- [What needs to be done]:
Are you able to retype all the records below exactly?

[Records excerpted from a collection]
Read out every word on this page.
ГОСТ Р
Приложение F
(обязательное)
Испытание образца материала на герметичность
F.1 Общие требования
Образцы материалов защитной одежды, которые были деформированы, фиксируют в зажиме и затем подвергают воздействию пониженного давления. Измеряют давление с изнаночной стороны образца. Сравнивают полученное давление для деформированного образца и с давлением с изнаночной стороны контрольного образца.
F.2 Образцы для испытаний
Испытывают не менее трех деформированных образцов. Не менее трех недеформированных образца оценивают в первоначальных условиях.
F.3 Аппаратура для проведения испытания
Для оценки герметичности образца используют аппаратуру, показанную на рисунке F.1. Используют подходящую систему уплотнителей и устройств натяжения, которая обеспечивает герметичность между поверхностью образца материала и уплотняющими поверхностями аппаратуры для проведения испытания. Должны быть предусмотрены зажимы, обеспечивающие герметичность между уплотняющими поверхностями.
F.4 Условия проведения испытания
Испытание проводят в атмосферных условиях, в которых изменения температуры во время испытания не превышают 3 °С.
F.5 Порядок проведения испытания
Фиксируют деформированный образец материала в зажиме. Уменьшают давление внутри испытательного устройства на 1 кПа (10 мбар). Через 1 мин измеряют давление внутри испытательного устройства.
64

- [Complete output]:
Read out every word on this page.
ГОСТ Р
Приложение F
(обязательное)
Испытание образца материала на герметичность
F.1 Общие требования
Образцы материалов защитной одежды, которые были деформированы, фиксируют в зажиме и затем подвергают воздействию пониженного давления. Измеряют давление с изнаночной стороны образца. Сравнивают полученное давление для деформированного образца и с давлением с изнаночной стороны контрольного образца.
F.2 Образцы для испытаний
Испытывают не менее трех деформированных образцов. Не менее трех недеформированных образца оценивают в первоначальных условиях.
F.3 Аппаратура для проведения испытания
Для оценки герметичности образца используют аппаратуру, показанную на рисунке F.1. Используют подходящую систему уплотнителей и устройств натяжения, которая обеспечивает герметичность между поверхностью образца материала и уплотняющими поверхностями аппаратуры для проведения испытания. Должны быть предусмотрены зажимы, обеспечивающие герметичность между уплотняющими поверхностями.
F.4 Условия проведения испытания
Испытание проводят в атмосферных условиях, в которых изменения температуры во время испытания не превышают 3 °С.
F.5 Порядок проведения испытания
Фиксируют деформированный образец материала в зажиме. Уменьшают давление внутри испытательного устройства на 1 кПа (10 мбар). Через 1 мин измеряют давление внутри испытательного устройства.
64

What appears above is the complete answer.